#### What the task requires
Read the lines that follow and pick out every one containing the word "xlabel".

#### Supplied data
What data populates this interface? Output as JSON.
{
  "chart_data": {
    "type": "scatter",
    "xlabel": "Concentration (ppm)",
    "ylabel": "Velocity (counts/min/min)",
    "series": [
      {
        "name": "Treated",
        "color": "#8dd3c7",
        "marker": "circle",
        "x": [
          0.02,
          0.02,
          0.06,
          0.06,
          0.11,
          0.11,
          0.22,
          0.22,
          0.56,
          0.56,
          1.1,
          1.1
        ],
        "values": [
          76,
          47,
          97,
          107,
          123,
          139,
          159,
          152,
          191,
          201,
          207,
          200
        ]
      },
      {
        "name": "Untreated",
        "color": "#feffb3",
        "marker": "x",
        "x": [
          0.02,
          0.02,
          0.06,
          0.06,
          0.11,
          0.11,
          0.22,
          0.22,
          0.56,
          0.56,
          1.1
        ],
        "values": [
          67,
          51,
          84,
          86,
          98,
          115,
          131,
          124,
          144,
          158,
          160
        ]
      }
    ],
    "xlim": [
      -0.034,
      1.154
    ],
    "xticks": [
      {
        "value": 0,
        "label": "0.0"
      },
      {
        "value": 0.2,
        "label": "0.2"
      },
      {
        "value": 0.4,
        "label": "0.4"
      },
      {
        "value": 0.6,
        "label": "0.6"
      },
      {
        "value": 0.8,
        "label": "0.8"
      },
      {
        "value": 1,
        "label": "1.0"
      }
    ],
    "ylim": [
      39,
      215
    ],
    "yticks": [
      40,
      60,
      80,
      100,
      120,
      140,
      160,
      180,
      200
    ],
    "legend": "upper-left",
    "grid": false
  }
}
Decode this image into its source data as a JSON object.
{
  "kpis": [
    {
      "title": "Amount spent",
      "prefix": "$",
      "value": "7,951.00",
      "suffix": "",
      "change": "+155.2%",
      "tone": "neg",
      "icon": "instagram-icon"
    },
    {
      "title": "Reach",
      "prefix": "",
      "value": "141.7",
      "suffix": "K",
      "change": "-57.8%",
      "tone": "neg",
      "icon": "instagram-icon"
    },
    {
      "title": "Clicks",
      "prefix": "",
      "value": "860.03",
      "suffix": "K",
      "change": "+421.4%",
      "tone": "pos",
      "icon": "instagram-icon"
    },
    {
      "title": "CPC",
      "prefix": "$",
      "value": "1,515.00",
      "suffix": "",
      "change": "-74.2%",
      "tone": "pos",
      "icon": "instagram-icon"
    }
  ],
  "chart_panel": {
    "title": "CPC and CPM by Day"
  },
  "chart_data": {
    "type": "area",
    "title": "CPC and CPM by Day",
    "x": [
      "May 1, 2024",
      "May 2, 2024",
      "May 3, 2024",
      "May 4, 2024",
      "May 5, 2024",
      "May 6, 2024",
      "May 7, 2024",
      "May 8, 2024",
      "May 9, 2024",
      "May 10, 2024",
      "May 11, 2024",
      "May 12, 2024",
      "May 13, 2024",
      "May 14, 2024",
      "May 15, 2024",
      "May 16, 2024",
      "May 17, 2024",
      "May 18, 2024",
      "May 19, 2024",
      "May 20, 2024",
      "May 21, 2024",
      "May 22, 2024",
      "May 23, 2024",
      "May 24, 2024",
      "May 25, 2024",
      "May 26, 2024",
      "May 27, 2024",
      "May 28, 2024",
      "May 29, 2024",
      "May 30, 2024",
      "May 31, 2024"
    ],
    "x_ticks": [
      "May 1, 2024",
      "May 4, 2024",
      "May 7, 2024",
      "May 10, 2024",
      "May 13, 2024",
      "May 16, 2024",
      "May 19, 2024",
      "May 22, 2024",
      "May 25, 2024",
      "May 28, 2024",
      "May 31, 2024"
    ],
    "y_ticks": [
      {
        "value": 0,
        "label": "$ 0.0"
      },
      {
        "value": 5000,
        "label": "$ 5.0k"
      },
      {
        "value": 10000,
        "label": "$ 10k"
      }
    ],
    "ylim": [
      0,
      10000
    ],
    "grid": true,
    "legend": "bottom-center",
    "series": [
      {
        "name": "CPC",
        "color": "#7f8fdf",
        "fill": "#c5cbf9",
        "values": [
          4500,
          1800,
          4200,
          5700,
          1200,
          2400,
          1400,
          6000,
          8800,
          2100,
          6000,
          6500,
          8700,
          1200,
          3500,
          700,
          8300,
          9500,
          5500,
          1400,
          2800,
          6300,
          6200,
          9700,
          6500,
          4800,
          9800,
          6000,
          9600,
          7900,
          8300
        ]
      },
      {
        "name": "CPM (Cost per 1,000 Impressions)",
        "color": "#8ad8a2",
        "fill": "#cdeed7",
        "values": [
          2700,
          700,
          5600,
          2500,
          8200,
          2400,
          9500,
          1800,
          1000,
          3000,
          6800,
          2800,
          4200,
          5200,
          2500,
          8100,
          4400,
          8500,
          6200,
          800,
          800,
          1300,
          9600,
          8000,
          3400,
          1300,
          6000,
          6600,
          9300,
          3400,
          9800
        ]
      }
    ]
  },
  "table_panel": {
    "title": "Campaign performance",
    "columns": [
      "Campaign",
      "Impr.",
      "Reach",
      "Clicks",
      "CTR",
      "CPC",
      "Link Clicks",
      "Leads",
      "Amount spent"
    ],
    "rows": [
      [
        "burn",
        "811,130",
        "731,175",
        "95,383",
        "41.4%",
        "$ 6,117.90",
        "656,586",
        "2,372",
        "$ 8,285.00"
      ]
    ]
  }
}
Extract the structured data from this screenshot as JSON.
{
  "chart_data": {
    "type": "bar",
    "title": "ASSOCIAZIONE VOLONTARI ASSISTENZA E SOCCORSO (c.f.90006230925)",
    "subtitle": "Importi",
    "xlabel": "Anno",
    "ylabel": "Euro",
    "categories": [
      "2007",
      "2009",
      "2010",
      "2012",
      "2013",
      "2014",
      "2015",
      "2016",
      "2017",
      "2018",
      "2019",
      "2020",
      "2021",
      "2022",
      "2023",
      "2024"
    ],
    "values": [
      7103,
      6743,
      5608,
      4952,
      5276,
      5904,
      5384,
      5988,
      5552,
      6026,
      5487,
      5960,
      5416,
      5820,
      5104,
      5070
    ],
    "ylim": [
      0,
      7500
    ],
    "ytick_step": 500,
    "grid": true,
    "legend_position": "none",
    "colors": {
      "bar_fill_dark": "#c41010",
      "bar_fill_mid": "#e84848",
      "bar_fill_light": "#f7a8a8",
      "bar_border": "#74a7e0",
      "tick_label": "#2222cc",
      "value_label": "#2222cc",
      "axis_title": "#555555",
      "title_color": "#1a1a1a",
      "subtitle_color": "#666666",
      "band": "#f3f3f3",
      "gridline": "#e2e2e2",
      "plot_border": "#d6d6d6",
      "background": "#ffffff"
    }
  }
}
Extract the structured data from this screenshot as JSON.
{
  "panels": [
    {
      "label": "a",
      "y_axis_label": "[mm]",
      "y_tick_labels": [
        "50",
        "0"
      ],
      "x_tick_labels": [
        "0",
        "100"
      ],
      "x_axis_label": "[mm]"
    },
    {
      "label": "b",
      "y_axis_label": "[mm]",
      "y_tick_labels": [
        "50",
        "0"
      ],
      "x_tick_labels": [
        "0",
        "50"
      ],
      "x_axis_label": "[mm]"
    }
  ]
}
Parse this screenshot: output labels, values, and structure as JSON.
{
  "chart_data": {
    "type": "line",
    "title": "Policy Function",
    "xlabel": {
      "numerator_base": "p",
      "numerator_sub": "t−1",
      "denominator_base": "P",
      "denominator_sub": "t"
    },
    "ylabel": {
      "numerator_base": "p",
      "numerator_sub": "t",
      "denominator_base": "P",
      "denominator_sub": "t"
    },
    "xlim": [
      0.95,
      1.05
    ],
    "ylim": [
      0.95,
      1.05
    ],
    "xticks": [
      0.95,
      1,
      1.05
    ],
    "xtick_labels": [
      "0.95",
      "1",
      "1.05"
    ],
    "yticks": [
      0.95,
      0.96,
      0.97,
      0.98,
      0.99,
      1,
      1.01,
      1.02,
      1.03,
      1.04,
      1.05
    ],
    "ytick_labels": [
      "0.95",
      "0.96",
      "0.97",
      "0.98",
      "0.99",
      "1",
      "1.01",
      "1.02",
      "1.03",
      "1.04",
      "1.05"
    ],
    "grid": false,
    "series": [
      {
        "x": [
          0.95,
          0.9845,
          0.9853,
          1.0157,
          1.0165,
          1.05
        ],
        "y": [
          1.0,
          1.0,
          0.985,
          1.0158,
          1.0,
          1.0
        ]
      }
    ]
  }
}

#### Exercise solution
    "xlabel": "Concentration (ppm)",
    "xlabel": "Anno",
    "xlabel": {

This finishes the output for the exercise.